--- THE REQUEST ---
Without the pictures, print each of the records below exactly as it appears.

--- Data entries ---

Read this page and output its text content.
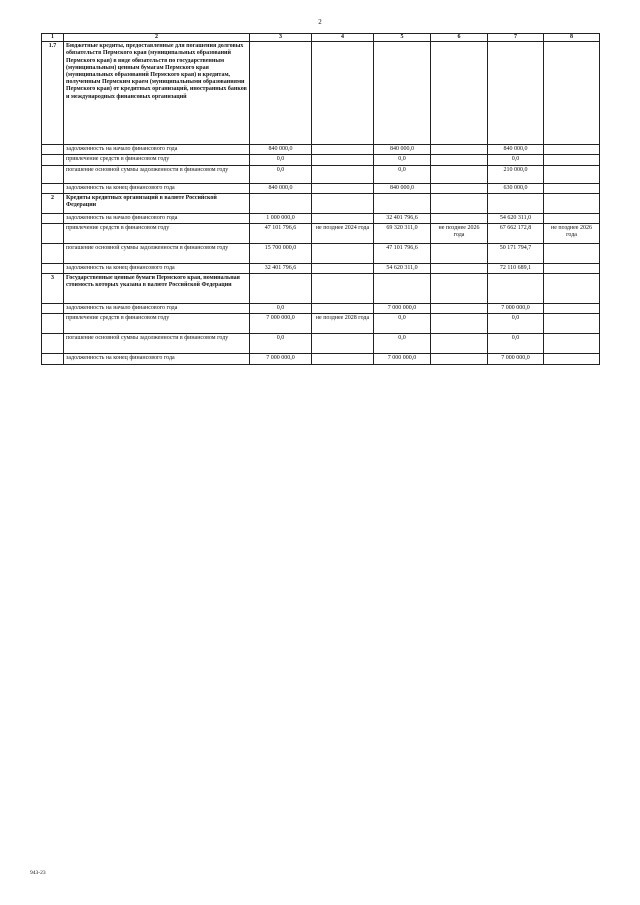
2
1	2	3	4	5	6	7	8
1.7	Бюджетные кредиты, предоставленные для погашения долговых обязательств Пермского края (муниципальных образований Пермского края) в виде обязательств по государственным (муниципальным) ценным бумагам Пермского края (муниципальных образований Пермского края) и кредитам, полученным Пермским краем (муниципальными образованиями Пермского края) от кредитных организаций, иностранных банков и международных финансовых организаций						
	задолженность на начало финансового года	840 000,0		840 000,0		840 000,0	
	привлечение средств в финансовом году	0,0		0,0		0,0	
	погашение основной суммы задолженности в финансовом году	0,0		0,0		210 000,0	
	задолженность на конец финансового года	840 000,0		840 000,0		630 000,0	
2	Кредиты кредитных организаций в валюте Российской Федерации						
	задолженность на начало финансового года	1 000 000,0		32 401 796,6		54 620 311,0	
	привлечение средств в финансовом году	47 101 796,6	не позднее 2024 года	69 320 311,0	не позднее 2026 года	67 662 172,8	не позднее 2026 года
	погашение основной суммы задолженности в финансовом году	15 700 000,0		47 101 796,6		50 171 794,7	
	задолженность на конец финансового года	32 401 796,6		54 620 311,0		72 110 689,1	
3	Государственные ценные бумаги Пермского края, номинальная стоимость которых указана в валюте Российской Федерации						
	задолженность на начало финансового года	0,0		7 000 000,0		7 000 000,0	
	привлечение средств в финансовом году	7 000 000,0	не позднее 2028 года	0,0		0,0	
	погашение основной суммы задолженности в финансовом году	0,0		0,0		0,0	
	задолженность на конец финансового года	7 000 000,0		7 000 000,0		7 000 000,0	
943-23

--- EXERCISE RESPONSE ---
Read this page and output its text content.
2
1	2	3	4	5	6	7	8
1.7	Бюджетные кредиты, предоставленные для погашения долговых обязательств Пермского края (муниципальных образований Пермского края) в виде обязательств по государственным (муниципальным) ценным бумагам Пермского края (муниципальных образований Пермского края) и кредитам, полученным Пермским краем (муниципальными образованиями Пермского края) от кредитных организаций, иностранных банков и международных финансовых организаций						
	задолженность на начало финансового года	840 000,0		840 000,0		840 000,0	
	привлечение средств в финансовом году	0,0		0,0		0,0	
	погашение основной суммы задолженности в финансовом году	0,0		0,0		210 000,0	
	задолженность на конец финансового года	840 000,0		840 000,0		630 000,0	
2	Кредиты кредитных организаций в валюте Российской Федерации						
	задолженность на начало финансового года	1 000 000,0		32 401 796,6		54 620 311,0	
	привлечение средств в финансовом году	47 101 796,6	не позднее 2024 года	69 320 311,0	не позднее 2026 года	67 662 172,8	не позднее 2026 года
	погашение основной суммы задолженности в финансовом году	15 700 000,0		47 101 796,6		50 171 794,7	
	задолженность на конец финансового года	32 401 796,6		54 620 311,0		72 110 689,1	
3	Государственные ценные бумаги Пермского края, номинальная стоимость которых указана в валюте Российской Федерации						
	задолженность на начало финансового года	0,0		7 000 000,0		7 000 000,0	
	привлечение средств в финансовом году	7 000 000,0	не позднее 2028 года	0,0		0,0	
	погашение основной суммы задолженности в финансовом году	0,0		0,0		0,0	
	задолженность на конец финансового года	7 000 000,0		7 000 000,0		7 000 000,0	
943-23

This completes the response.